* _Problem to work on_
Can you turn every line of the records below into a JSON list of strings, one string per line, skipping any blank lines?

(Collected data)
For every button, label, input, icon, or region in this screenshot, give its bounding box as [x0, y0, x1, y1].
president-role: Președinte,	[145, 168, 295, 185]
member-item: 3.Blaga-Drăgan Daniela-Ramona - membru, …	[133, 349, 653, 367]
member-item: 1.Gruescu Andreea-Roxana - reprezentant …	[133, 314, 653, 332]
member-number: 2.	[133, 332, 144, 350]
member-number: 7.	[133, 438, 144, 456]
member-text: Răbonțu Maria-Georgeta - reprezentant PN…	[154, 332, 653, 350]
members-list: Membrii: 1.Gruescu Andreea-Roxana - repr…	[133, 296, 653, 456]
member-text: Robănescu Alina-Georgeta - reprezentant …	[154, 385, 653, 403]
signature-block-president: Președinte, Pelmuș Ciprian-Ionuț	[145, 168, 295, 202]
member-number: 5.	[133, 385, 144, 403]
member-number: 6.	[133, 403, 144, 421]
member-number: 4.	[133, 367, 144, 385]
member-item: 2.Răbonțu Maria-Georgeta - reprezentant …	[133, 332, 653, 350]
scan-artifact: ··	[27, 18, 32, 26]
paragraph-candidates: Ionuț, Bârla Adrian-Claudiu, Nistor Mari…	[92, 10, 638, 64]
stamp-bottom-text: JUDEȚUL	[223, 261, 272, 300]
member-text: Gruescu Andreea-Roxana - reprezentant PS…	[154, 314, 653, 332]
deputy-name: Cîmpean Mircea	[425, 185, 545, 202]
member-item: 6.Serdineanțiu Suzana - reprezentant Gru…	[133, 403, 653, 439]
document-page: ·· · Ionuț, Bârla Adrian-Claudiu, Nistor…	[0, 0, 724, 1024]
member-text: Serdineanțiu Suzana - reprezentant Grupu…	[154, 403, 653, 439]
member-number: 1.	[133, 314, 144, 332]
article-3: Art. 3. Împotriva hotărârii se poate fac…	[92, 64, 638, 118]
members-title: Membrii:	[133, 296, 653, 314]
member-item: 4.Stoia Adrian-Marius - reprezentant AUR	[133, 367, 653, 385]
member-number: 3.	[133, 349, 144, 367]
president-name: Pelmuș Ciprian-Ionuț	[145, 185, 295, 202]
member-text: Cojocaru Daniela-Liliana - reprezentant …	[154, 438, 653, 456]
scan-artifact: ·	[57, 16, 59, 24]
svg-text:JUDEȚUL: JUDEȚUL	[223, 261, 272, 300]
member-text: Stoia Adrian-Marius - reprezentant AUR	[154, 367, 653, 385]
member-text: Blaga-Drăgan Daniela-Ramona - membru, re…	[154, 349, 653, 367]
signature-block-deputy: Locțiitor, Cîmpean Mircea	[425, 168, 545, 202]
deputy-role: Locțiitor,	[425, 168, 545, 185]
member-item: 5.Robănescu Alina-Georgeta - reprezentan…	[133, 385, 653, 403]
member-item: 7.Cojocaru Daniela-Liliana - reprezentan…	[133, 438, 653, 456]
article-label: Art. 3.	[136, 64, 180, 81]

* _Full answer_
[
  "For every button, label, input, icon, or region in this screenshot, give its bounding box as [x0, y0, x1, y1].",
  "president-role: Președinte,\t[145, 168, 295, 185]",
  "member-item: 3.Blaga-Drăgan Daniela-Ramona - membru, …\t[133, 349, 653, 367]",
  "member-item: 1.Gruescu Andreea-Roxana - reprezentant …\t[133, 314, 653, 332]",
  "member-number: 2.\t[133, 332, 144, 350]",
  "member-number: 7.\t[133, 438, 144, 456]",
  "member-text: Răbonțu Maria-Georgeta - reprezentant PN…\t[154, 332, 653, 350]",
  "members-list: Membrii: 1.Gruescu Andreea-Roxana - repr…\t[133, 296, 653, 456]",
  "member-text: Robănescu Alina-Georgeta - reprezentant …\t[154, 385, 653, 403]",
  "signature-block-president: Președinte, Pelmuș Ciprian-Ionuț\t[145, 168, 295, 202]",
  "member-number: 5.\t[133, 385, 144, 403]",
  "member-number: 6.\t[133, 403, 144, 421]",
  "member-number: 4.\t[133, 367, 144, 385]",
  "member-item: 2.Răbonțu Maria-Georgeta - reprezentant …\t[133, 332, 653, 350]",
  "scan-artifact: ··\t[27, 18, 32, 26]",
  "paragraph-candidates: Ionuț, Bârla Adrian-Claudiu, Nistor Mari…\t[92, 10, 638, 64]",
  "stamp-bottom-text: JUDEȚUL\t[223, 261, 272, 300]",
  "member-text: Gruescu Andreea-Roxana - reprezentant PS…\t[154, 314, 653, 332]",
  "deputy-name: Cîmpean Mircea\t[425, 185, 545, 202]",
  "member-item: 6.Serdineanțiu Suzana - reprezentant Gru…\t[133, 403, 653, 439]",
  "document-page: ·· · Ionuț, Bârla Adrian-Claudiu, Nistor…\t[0, 0, 724, 1024]",
  "member-text: Serdineanțiu Suzana - reprezentant Grupu…\t[154, 403, 653, 439]",
  "member-number: 1.\t[133, 314, 144, 332]",
  "article-3: Art. 3. Împotriva hotărârii se poate fac…\t[92, 64, 638, 118]",
  "members-title: Membrii:\t[133, 296, 653, 314]",
  "member-item: 4.Stoia Adrian-Marius - reprezentant AUR\t[133, 367, 653, 385]",
  "member-number: 3.\t[133, 349, 144, 367]",
  "president-name: Pelmuș Ciprian-Ionuț\t[145, 185, 295, 202]",
  "member-text: Cojocaru Daniela-Liliana - reprezentant …\t[154, 438, 653, 456]",
  "scan-artifact: ·\t[57, 16, 59, 24]",
  "svg-text:JUDEȚUL: JUDEȚUL\t[223, 261, 272, 300]",
  "member-text: Stoia Adrian-Marius - reprezentant AUR\t[154, 367, 653, 385]",
  "member-text: Blaga-Drăgan Daniela-Ramona - membru, re…\t[154, 349, 653, 367]",
  "signature-block-deputy: Locțiitor, Cîmpean Mircea\t[425, 168, 545, 202]",
  "deputy-role: Locțiitor,\t[425, 168, 545, 185]",
  "member-item: 5.Robănescu Alina-Georgeta - reprezentan…\t[133, 385, 653, 403]",
  "member-item: 7.Cojocaru Daniela-Liliana - reprezentan…\t[133, 438, 653, 456]",
  "article-label: Art. 3.\t[136, 64, 180, 81]"
]